> **Records for processing**:
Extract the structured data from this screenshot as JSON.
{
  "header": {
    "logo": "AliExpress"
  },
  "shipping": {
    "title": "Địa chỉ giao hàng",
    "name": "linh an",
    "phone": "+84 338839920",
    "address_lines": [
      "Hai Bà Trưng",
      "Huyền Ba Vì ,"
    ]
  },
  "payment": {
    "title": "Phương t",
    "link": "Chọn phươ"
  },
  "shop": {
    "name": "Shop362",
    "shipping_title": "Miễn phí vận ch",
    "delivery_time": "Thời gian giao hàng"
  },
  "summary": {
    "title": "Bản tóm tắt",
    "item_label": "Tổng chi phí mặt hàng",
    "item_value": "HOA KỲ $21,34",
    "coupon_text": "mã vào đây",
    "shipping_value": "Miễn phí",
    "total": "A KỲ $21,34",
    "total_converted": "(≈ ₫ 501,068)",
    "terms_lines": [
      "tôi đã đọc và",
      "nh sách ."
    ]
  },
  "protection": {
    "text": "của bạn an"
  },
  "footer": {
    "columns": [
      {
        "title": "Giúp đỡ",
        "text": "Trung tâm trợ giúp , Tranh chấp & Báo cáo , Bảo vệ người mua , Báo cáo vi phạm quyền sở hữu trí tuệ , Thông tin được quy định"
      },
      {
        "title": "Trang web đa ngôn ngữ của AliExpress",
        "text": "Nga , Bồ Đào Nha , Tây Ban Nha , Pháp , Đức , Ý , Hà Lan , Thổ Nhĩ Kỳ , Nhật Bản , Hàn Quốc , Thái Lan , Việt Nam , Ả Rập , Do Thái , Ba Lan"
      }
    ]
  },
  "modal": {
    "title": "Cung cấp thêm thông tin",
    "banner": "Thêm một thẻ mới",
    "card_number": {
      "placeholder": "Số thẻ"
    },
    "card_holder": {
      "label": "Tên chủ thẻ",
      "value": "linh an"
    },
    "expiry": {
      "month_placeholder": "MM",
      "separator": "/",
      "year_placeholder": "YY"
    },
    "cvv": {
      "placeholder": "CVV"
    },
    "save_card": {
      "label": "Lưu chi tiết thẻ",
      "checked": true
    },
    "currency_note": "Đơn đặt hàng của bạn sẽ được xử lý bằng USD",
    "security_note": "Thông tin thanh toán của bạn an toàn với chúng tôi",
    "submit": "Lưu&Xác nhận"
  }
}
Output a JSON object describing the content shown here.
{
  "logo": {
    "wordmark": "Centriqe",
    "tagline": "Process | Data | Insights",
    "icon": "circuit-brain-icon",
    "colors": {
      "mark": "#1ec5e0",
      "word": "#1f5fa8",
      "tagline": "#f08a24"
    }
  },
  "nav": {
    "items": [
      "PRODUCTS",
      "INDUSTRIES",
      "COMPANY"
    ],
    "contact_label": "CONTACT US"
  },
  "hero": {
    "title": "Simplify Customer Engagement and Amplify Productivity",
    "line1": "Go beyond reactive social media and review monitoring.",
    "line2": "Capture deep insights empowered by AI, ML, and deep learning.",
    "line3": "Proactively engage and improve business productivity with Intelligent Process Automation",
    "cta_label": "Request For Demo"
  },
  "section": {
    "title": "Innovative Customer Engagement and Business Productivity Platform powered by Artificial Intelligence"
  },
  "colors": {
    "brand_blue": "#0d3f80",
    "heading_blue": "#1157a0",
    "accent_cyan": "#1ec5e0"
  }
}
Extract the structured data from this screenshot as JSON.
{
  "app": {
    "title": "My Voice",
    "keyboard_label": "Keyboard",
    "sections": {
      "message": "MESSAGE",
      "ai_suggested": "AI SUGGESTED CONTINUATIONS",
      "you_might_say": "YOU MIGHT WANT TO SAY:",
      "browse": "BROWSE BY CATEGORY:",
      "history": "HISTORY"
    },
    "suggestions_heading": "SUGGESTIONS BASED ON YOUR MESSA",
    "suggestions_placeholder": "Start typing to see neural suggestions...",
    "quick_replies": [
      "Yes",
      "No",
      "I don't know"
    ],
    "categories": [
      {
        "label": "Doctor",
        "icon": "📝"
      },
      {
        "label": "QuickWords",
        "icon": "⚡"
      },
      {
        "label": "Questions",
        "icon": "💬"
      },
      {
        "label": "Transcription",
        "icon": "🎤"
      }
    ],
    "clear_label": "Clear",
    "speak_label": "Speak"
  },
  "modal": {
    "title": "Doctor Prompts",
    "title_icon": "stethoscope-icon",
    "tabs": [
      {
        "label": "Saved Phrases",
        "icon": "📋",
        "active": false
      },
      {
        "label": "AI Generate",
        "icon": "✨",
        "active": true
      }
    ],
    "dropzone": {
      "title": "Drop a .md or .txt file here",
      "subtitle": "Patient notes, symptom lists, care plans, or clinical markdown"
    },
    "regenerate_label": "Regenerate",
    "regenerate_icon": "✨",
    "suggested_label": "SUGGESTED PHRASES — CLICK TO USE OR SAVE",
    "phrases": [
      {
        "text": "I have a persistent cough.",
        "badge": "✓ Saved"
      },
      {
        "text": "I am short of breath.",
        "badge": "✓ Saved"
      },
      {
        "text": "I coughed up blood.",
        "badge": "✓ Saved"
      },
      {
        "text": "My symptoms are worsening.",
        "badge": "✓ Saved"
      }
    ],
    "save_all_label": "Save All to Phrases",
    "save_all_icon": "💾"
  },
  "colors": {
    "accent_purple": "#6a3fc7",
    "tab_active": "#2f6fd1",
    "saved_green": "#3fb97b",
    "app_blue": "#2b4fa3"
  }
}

> **Description of the task**:
Each entry above needs to be retyped exactly.

> **Answer to this task**:
Extract the structured data from this screenshot as JSON.
{
  "header": {
    "logo": "AliExpress"
  },
  "shipping": {
    "title": "Địa chỉ giao hàng",
    "name": "linh an",
    "phone": "+84 338839920",
    "address_lines": [
      "Hai Bà Trưng",
      "Huyền Ba Vì ,"
    ]
  },
  "payment": {
    "title": "Phương t",
    "link": "Chọn phươ"
  },
  "shop": {
    "name": "Shop362",
    "shipping_title": "Miễn phí vận ch",
    "delivery_time": "Thời gian giao hàng"
  },
  "summary": {
    "title": "Bản tóm tắt",
    "item_label": "Tổng chi phí mặt hàng",
    "item_value": "HOA KỲ $21,34",
    "coupon_text": "mã vào đây",
    "shipping_value": "Miễn phí",
    "total": "A KỲ $21,34",
    "total_converted": "(≈ ₫ 501,068)",
    "terms_lines": [
      "tôi đã đọc và",
      "nh sách ."
    ]
  },
  "protection": {
    "text": "của bạn an"
  },
  "footer": {
    "columns": [
      {
        "title": "Giúp đỡ",
        "text": "Trung tâm trợ giúp , Tranh chấp & Báo cáo , Bảo vệ người mua , Báo cáo vi phạm quyền sở hữu trí tuệ , Thông tin được quy định"
      },
      {
        "title": "Trang web đa ngôn ngữ của AliExpress",
        "text": "Nga , Bồ Đào Nha , Tây Ban Nha , Pháp , Đức , Ý , Hà Lan , Thổ Nhĩ Kỳ , Nhật Bản , Hàn Quốc , Thái Lan , Việt Nam , Ả Rập , Do Thái , Ba Lan"
      }
    ]
  },
  "modal": {
    "title": "Cung cấp thêm thông tin",
    "banner": "Thêm một thẻ mới",
    "card_number": {
      "placeholder": "Số thẻ"
    },
    "card_holder": {
      "label": "Tên chủ thẻ",
      "value": "linh an"
    },
    "expiry": {
      "month_placeholder": "MM",
      "separator": "/",
      "year_placeholder": "YY"
    },
    "cvv": {
      "placeholder": "CVV"
    },
    "save_card": {
      "label": "Lưu chi tiết thẻ",
      "checked": true
    },
    "currency_note": "Đơn đặt hàng của bạn sẽ được xử lý bằng USD",
    "security_note": "Thông tin thanh toán của bạn an toàn với chúng tôi",
    "submit": "Lưu&Xác nhận"
  }
}
Output a JSON object describing the content shown here.
{
  "logo": {
    "wordmark": "Centriqe",
    "tagline": "Process | Data | Insights",
    "icon": "circuit-brain-icon",
    "colors": {
      "mark": "#1ec5e0",
      "word": "#1f5fa8",
      "tagline": "#f08a24"
    }
  },
  "nav": {
    "items": [
      "PRODUCTS",
      "INDUSTRIES",
      "COMPANY"
    ],
    "contact_label": "CONTACT US"
  },
  "hero": {
    "title": "Simplify Customer Engagement and Amplify Productivity",
    "line1": "Go beyond reactive social media and review monitoring.",
    "line2": "Capture deep insights empowered by AI, ML, and deep learning.",
    "line3": "Proactively engage and improve business productivity with Intelligent Process Automation",
    "cta_label": "Request For Demo"
  },
  "section": {
    "title": "Innovative Customer Engagement and Business Productivity Platform powered by Artificial Intelligence"
  },
  "colors": {
    "brand_blue": "#0d3f80",
    "heading_blue": "#1157a0",
    "accent_cyan": "#1ec5e0"
  }
}
Extract the structured data from this screenshot as JSON.
{
  "app": {
    "title": "My Voice",
    "keyboard_label": "Keyboard",
    "sections": {
      "message": "MESSAGE",
      "ai_suggested": "AI SUGGESTED CONTINUATIONS",
      "you_might_say": "YOU MIGHT WANT TO SAY:",
      "browse": "BROWSE BY CATEGORY:",
      "history": "HISTORY"
    },
    "suggestions_heading": "SUGGESTIONS BASED ON YOUR MESSA",
    "suggestions_placeholder": "Start typing to see neural suggestions...",
    "quick_replies": [
      "Yes",
      "No",
      "I don't know"
    ],
    "categories": [
      {
        "label": "Doctor",
        "icon": "📝"
      },
      {
        "label": "QuickWords",
        "icon": "⚡"
      },
      {
        "label": "Questions",
        "icon": "💬"
      },
      {
        "label": "Transcription",
        "icon": "🎤"
      }
    ],
    "clear_label": "Clear",
    "speak_label": "Speak"
  },
  "modal": {
    "title": "Doctor Prompts",
    "title_icon": "stethoscope-icon",
    "tabs": [
      {
        "label": "Saved Phrases",
        "icon": "📋",
        "active": false
      },
      {
        "label": "AI Generate",
        "icon": "✨",
        "active": true
      }
    ],
    "dropzone": {
      "title": "Drop a .md or .txt file here",
      "subtitle": "Patient notes, symptom lists, care plans, or clinical markdown"
    },
    "regenerate_label": "Regenerate",
    "regenerate_icon": "✨",
    "suggested_label": "SUGGESTED PHRASES — CLICK TO USE OR SAVE",
    "phrases": [
      {
        "text": "I have a persistent cough.",
        "badge": "✓ Saved"
      },
      {
        "text": "I am short of breath.",
        "badge": "✓ Saved"
      },
      {
        "text": "I coughed up blood.",
        "badge": "✓ Saved"
      },
      {
        "text": "My symptoms are worsening.",
        "badge": "✓ Saved"
      }
    ],
    "save_all_label": "Save All to Phrases",
    "save_all_icon": "💾"
  },
  "colors": {
    "accent_purple": "#6a3fc7",
    "tab_active": "#2f6fd1",
    "saved_green": "#3fb97b",
    "app_blue": "#2b4fa3"
  }
}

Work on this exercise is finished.